* Work instructions: What lines in the entries hold the string "piscis"? List them.

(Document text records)
--- START ---

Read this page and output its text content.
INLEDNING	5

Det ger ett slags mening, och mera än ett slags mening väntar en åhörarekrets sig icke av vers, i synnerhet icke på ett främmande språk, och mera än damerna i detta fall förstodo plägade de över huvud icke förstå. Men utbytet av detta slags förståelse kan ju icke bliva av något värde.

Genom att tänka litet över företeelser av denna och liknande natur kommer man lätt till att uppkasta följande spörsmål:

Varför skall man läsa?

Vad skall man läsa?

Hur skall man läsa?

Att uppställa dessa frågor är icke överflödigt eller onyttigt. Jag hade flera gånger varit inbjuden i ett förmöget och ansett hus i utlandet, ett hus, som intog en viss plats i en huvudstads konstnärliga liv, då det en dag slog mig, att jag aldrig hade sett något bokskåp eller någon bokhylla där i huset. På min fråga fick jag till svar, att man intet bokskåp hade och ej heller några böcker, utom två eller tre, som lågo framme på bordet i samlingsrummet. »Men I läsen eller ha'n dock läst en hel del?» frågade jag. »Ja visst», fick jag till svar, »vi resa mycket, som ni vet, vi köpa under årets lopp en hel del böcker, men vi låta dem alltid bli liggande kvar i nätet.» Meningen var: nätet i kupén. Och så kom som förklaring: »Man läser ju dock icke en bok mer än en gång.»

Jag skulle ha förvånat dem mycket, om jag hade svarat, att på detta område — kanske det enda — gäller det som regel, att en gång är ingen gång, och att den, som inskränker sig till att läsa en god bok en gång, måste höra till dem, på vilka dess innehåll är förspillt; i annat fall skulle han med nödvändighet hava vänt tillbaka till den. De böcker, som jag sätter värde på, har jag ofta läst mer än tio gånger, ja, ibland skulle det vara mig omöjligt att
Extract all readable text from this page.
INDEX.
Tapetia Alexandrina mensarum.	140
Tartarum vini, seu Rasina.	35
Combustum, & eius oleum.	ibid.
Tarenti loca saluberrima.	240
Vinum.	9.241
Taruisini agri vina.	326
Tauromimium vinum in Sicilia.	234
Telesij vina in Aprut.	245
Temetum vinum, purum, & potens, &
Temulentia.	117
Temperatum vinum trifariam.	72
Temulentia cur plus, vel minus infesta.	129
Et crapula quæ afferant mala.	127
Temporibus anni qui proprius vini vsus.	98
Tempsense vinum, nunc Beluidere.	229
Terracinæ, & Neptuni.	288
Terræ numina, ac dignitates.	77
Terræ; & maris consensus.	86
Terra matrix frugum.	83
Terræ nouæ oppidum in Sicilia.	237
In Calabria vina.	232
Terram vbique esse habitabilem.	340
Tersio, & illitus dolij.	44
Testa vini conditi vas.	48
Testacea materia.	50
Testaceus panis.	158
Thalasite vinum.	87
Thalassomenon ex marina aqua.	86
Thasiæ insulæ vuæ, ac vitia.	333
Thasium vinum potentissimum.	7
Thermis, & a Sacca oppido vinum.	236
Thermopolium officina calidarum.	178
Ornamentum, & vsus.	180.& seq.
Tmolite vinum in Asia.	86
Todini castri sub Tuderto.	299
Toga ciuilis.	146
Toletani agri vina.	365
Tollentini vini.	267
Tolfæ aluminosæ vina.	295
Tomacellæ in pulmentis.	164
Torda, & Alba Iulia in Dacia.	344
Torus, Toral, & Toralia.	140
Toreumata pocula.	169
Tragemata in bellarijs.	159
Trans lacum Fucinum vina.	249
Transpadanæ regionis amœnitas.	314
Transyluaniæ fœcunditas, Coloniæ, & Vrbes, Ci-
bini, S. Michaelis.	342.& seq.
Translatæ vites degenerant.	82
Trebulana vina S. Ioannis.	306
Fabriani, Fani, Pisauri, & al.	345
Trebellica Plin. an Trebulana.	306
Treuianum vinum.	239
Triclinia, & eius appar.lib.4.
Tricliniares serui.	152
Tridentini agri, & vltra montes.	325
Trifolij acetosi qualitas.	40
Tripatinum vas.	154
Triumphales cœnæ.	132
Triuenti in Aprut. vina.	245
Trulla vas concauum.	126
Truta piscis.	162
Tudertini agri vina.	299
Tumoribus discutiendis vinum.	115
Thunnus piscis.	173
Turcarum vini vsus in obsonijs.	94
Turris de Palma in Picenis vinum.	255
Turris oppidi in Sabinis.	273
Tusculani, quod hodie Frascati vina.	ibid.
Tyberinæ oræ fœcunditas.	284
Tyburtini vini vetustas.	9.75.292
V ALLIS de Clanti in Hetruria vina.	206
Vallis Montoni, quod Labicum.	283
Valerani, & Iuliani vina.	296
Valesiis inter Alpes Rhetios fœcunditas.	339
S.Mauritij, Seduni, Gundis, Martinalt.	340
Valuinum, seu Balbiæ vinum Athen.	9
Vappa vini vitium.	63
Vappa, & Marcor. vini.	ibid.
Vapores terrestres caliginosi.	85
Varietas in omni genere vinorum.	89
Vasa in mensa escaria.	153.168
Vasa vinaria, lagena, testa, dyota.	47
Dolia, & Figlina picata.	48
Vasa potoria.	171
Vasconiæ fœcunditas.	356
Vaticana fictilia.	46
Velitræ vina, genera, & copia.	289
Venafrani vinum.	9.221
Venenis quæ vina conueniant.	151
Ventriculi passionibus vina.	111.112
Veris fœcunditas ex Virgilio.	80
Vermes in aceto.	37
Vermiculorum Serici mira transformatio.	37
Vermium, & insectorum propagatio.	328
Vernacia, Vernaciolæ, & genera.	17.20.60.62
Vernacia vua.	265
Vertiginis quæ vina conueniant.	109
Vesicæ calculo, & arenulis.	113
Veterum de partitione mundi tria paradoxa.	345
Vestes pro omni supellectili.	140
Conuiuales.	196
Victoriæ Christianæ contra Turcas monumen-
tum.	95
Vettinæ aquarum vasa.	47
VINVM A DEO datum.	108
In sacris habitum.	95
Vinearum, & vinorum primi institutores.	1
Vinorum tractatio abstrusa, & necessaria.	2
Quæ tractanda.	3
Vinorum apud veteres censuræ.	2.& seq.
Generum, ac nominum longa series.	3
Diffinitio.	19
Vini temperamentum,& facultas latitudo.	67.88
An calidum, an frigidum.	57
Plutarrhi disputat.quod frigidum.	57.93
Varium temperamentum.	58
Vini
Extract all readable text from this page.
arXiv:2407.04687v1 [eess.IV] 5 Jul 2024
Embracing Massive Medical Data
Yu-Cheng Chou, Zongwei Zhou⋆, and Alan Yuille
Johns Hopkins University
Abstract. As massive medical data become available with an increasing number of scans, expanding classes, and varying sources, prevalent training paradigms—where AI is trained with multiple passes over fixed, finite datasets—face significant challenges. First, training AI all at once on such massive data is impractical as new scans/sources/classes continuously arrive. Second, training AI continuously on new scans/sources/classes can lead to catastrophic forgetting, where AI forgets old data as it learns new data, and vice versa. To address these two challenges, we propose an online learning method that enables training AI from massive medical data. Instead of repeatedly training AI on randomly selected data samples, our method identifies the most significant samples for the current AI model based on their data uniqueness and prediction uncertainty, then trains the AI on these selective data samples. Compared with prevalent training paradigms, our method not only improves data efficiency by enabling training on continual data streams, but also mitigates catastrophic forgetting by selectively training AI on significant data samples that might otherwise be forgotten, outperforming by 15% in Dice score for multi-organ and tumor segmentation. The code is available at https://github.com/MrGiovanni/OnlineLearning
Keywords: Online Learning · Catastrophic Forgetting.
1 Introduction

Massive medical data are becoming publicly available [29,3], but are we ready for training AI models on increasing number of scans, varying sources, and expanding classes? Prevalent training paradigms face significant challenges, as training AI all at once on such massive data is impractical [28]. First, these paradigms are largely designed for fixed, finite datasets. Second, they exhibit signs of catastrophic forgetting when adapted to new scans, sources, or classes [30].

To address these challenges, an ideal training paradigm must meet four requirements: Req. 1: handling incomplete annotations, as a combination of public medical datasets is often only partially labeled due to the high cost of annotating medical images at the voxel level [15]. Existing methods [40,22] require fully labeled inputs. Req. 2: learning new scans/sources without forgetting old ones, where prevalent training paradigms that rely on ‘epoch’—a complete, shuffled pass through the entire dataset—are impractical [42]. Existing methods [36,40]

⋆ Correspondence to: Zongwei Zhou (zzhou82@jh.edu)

--- END ---

* Response to the exercise:
Truta piscis.	162
Thunnus piscis.	173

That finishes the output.